Aim. List every line in this data where the string "LUČKI" occurs.

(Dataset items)

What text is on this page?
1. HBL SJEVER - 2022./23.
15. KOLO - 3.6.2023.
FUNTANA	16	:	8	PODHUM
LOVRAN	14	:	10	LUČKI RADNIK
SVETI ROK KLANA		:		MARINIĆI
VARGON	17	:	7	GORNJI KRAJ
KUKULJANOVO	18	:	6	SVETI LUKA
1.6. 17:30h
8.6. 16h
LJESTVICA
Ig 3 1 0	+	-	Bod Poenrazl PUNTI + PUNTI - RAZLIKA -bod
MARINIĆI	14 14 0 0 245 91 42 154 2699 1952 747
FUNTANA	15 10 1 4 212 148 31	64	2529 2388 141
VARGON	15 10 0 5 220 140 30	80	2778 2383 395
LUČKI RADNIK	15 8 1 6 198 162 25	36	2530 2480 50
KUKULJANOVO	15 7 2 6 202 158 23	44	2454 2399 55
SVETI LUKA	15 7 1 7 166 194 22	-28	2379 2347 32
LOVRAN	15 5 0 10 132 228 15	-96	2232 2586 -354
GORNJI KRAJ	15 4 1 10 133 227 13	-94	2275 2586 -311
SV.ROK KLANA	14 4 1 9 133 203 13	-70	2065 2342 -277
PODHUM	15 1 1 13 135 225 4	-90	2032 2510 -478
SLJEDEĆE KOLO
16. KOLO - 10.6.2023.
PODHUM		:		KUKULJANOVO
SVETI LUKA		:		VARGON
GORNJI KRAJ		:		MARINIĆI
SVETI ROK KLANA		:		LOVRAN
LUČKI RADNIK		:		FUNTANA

Finished task.
LOVRAN	14	:	10	LUČKI RADNIK
LUČKI RADNIK	15 8 1 6 198 162 25	36	2530 2480 50
LUČKI RADNIK		:		FUNTANA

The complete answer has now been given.